(Stored data)
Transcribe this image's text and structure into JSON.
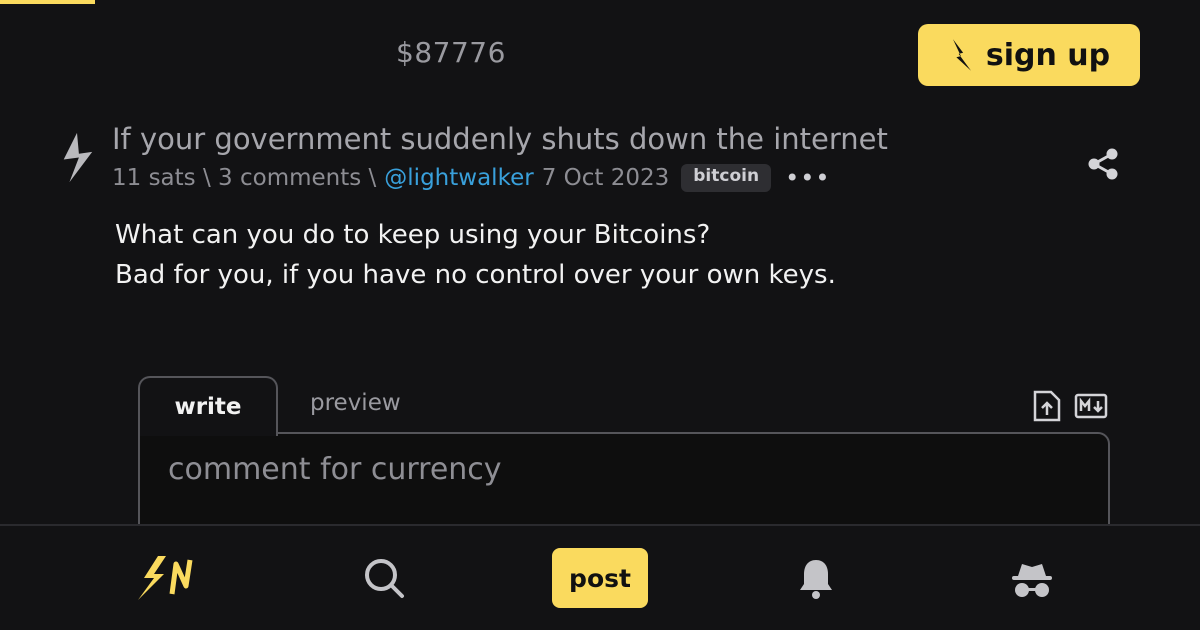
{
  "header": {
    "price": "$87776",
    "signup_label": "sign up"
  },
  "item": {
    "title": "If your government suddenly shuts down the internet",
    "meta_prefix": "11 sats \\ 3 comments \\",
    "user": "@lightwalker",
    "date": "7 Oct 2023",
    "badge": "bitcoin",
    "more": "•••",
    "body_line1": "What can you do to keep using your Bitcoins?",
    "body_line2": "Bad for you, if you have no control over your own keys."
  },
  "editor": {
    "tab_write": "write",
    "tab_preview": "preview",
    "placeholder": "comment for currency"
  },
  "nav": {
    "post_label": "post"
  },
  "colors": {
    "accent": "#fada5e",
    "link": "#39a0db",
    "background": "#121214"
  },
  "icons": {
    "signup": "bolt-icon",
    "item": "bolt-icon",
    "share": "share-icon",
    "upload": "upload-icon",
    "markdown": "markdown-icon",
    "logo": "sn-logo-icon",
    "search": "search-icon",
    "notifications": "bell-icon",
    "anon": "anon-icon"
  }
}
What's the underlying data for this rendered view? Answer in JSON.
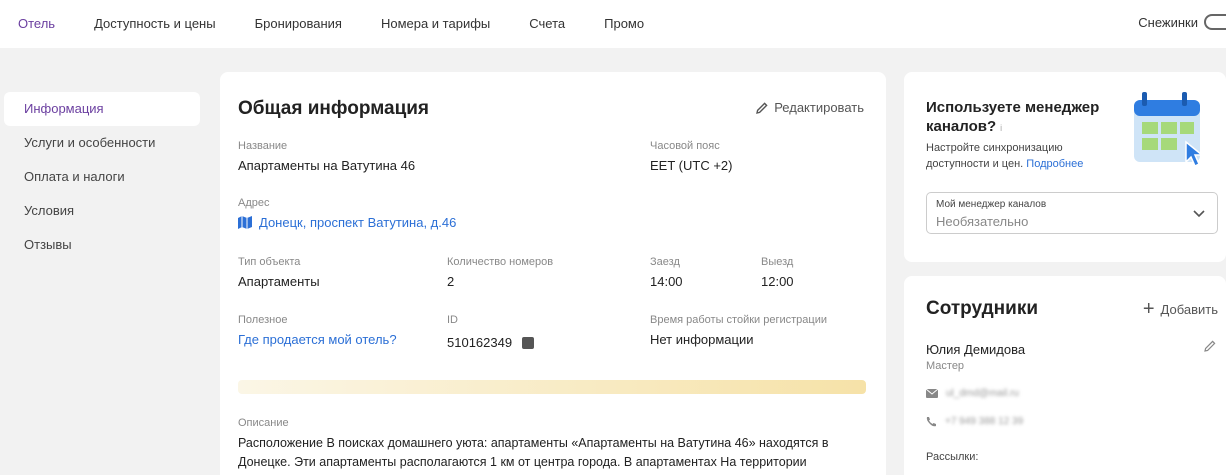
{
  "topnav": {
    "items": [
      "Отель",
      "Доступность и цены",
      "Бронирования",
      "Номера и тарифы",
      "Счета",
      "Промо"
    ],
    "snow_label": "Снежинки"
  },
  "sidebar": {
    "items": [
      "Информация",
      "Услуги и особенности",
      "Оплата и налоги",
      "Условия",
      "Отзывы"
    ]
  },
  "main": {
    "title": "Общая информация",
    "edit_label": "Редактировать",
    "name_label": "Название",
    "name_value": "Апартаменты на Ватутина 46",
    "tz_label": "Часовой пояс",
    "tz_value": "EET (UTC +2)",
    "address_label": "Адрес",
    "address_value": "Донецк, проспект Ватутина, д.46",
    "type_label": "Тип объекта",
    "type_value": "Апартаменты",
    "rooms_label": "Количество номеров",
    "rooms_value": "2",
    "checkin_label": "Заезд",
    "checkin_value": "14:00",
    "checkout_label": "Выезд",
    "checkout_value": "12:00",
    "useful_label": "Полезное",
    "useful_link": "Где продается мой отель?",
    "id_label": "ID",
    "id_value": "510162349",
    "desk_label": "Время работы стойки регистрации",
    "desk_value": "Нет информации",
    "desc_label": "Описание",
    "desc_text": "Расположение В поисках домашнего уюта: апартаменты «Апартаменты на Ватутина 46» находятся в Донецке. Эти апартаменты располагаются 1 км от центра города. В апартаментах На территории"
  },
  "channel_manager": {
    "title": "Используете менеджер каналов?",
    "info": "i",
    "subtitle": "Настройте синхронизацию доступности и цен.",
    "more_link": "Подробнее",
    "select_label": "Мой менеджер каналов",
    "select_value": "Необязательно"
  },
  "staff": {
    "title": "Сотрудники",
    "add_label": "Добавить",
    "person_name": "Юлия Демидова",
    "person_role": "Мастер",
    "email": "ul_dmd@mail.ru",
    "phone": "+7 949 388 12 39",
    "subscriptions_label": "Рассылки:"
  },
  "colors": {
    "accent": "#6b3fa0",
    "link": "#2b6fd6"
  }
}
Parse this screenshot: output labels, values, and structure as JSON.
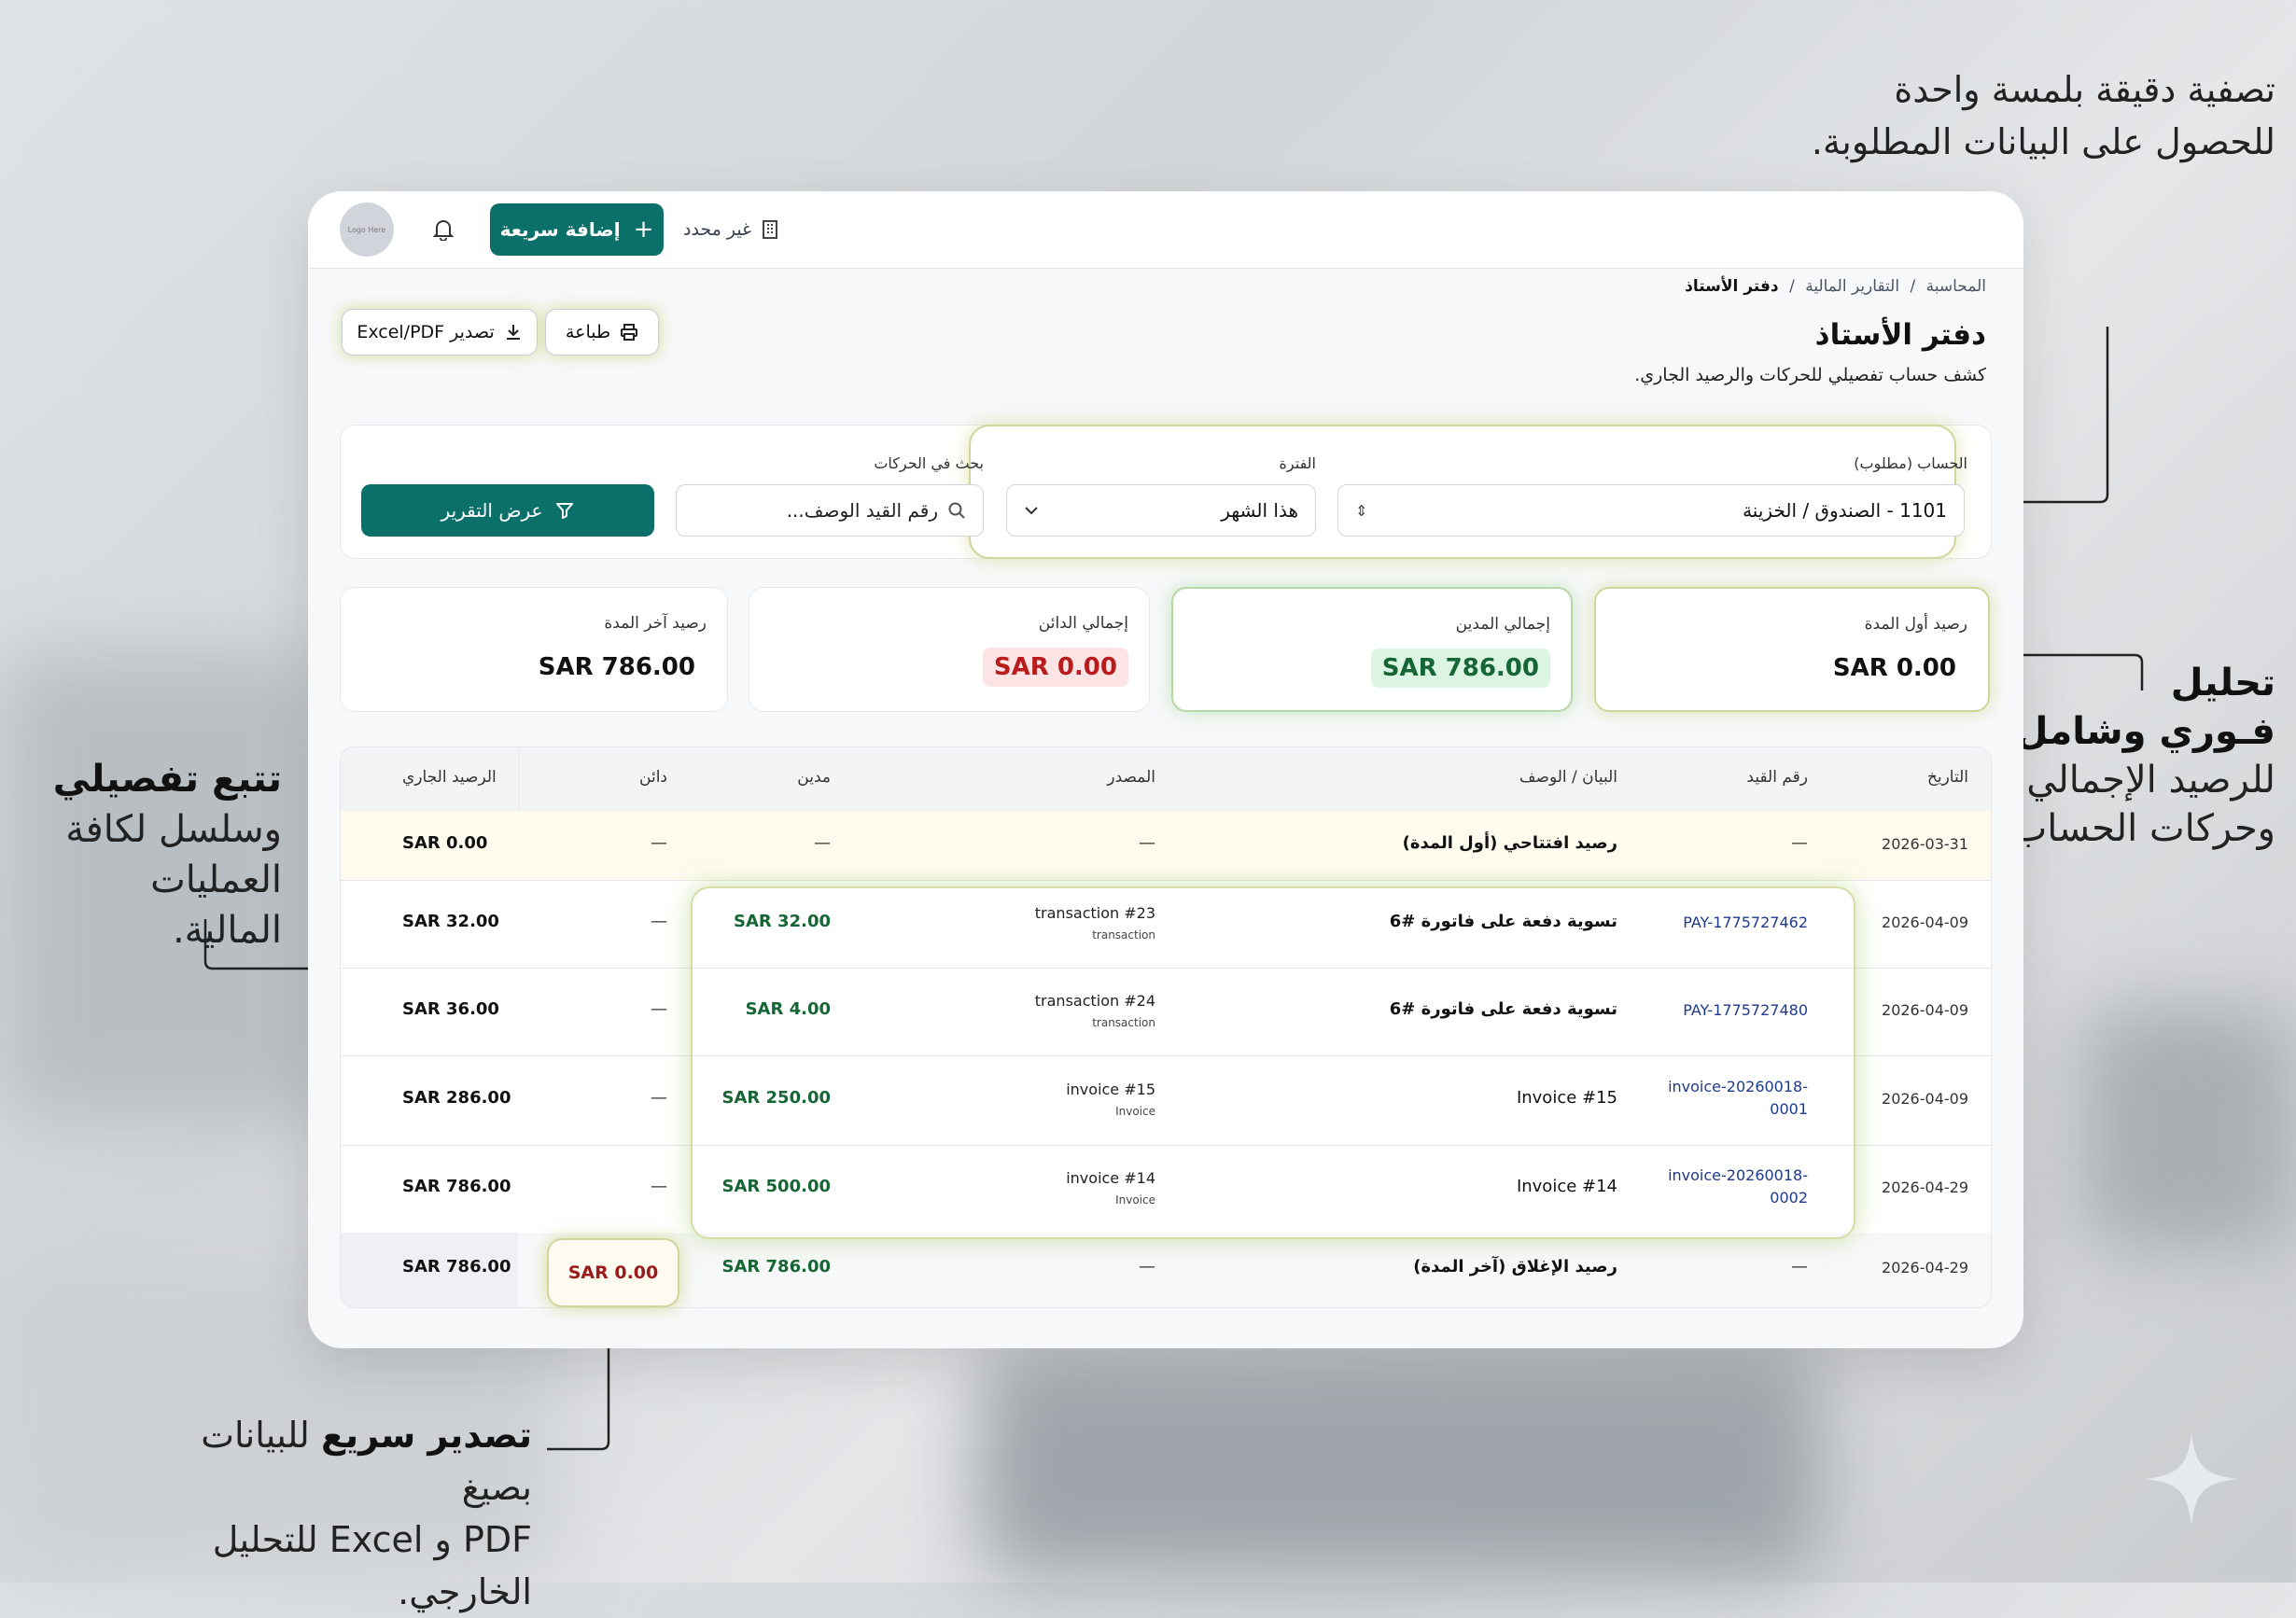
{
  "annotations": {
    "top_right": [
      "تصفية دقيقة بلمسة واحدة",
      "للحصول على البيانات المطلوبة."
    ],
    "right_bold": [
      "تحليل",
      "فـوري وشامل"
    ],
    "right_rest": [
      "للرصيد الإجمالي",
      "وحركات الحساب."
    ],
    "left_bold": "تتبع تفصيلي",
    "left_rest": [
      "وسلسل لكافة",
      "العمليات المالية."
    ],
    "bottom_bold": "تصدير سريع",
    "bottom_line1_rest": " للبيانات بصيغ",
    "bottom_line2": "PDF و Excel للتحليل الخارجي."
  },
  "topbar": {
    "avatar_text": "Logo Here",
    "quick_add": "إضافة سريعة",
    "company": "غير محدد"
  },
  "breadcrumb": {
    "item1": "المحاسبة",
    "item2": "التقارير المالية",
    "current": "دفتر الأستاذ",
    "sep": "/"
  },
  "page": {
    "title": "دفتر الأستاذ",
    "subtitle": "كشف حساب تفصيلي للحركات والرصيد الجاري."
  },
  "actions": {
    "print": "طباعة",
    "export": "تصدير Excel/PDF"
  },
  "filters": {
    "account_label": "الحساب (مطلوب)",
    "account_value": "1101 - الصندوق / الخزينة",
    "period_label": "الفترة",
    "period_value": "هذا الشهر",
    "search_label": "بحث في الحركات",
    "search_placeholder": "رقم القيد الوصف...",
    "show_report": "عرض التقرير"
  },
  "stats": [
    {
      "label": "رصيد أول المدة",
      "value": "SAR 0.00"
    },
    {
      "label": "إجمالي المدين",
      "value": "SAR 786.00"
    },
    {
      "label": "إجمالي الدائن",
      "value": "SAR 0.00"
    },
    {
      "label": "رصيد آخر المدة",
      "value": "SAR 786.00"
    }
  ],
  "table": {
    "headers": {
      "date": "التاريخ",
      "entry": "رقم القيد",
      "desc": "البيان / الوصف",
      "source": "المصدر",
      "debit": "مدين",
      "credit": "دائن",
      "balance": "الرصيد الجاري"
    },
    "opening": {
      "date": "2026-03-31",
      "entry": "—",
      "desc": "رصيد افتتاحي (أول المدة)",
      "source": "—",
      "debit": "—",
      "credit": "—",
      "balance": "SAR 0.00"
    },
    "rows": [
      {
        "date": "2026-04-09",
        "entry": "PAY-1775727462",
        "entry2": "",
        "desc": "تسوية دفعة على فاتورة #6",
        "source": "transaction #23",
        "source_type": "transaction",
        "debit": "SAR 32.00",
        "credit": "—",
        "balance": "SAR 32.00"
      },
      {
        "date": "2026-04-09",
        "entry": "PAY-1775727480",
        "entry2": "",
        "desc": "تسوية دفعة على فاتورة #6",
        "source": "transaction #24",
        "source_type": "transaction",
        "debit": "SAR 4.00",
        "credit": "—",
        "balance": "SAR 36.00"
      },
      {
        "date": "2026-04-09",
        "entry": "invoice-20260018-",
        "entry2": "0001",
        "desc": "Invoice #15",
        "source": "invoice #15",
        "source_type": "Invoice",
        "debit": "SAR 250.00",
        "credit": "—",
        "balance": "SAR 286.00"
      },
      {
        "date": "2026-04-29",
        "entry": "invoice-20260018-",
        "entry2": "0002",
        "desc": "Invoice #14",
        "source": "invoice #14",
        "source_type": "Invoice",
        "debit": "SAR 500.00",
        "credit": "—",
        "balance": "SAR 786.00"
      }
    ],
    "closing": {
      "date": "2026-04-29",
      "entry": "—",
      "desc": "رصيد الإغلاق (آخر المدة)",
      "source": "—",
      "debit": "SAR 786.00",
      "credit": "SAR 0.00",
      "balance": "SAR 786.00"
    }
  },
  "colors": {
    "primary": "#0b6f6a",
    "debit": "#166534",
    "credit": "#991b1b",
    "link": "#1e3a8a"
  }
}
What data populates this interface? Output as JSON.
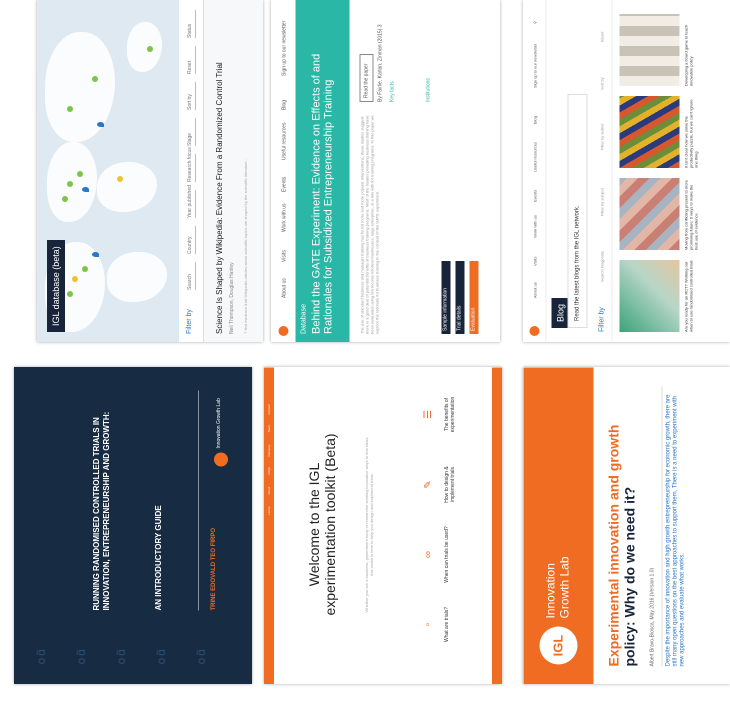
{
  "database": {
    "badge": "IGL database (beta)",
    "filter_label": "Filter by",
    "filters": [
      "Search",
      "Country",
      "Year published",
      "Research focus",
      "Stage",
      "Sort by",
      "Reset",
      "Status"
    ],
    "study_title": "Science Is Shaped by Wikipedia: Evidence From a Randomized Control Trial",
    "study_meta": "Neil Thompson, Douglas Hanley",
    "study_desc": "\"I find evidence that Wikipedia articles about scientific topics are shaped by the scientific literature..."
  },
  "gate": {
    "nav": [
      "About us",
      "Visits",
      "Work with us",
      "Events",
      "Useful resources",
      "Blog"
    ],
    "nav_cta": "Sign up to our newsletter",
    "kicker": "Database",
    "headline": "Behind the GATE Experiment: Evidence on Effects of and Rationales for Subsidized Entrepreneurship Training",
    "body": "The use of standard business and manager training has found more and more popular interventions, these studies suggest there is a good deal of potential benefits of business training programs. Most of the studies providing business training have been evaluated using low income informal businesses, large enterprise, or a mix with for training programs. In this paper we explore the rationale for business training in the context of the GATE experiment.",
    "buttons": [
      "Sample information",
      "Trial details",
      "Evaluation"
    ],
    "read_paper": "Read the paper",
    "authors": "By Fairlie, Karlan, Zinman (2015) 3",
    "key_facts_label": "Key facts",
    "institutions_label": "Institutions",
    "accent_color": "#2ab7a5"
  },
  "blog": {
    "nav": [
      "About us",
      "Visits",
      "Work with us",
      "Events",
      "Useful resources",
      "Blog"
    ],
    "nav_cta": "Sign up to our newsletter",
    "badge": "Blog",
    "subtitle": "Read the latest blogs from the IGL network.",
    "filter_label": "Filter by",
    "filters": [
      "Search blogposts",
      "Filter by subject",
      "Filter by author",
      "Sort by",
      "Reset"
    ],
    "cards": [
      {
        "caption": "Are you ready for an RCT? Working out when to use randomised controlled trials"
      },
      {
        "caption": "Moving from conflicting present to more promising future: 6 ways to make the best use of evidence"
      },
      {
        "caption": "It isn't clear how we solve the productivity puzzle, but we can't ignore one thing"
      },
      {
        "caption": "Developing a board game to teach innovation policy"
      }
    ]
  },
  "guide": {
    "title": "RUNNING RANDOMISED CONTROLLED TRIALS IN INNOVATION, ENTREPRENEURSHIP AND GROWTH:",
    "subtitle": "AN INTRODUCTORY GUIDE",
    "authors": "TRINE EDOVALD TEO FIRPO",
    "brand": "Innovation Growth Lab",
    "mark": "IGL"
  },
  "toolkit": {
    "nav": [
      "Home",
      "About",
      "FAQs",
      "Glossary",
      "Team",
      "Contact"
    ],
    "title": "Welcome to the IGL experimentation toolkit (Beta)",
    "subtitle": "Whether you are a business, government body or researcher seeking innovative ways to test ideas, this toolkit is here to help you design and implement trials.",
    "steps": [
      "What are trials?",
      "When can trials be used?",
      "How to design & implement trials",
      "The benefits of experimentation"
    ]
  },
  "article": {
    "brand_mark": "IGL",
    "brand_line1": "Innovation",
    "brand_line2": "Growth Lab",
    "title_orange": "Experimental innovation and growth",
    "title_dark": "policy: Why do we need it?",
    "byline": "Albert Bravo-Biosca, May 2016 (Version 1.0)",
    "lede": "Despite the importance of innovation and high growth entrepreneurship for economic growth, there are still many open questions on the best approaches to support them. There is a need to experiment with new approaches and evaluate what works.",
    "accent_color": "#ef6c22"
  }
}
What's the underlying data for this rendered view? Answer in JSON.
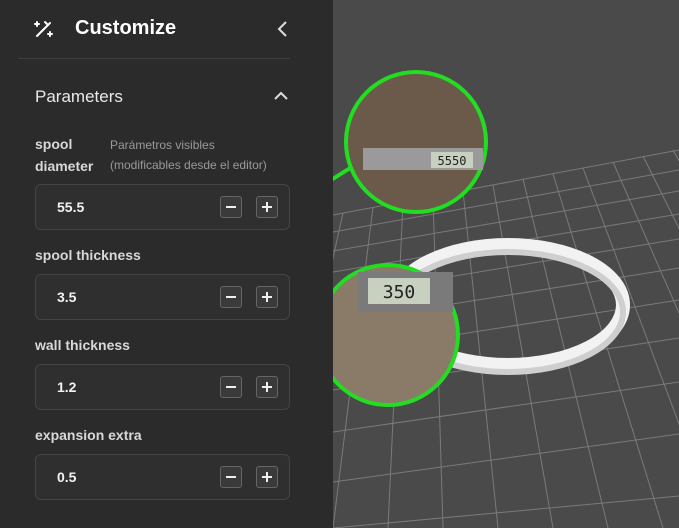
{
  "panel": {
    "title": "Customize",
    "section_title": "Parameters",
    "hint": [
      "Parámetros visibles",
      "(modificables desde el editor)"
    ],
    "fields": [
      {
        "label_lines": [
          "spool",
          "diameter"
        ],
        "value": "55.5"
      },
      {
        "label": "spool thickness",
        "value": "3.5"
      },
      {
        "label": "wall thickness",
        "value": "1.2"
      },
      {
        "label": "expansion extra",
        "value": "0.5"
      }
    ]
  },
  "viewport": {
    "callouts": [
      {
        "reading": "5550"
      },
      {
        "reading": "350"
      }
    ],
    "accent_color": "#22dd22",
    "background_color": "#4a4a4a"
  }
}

> _THE TASK_: Extract lines where the string "editor" occurs.

> _CORRECT RESULT_:
  "editor": {
      "(modificables desde el editor)"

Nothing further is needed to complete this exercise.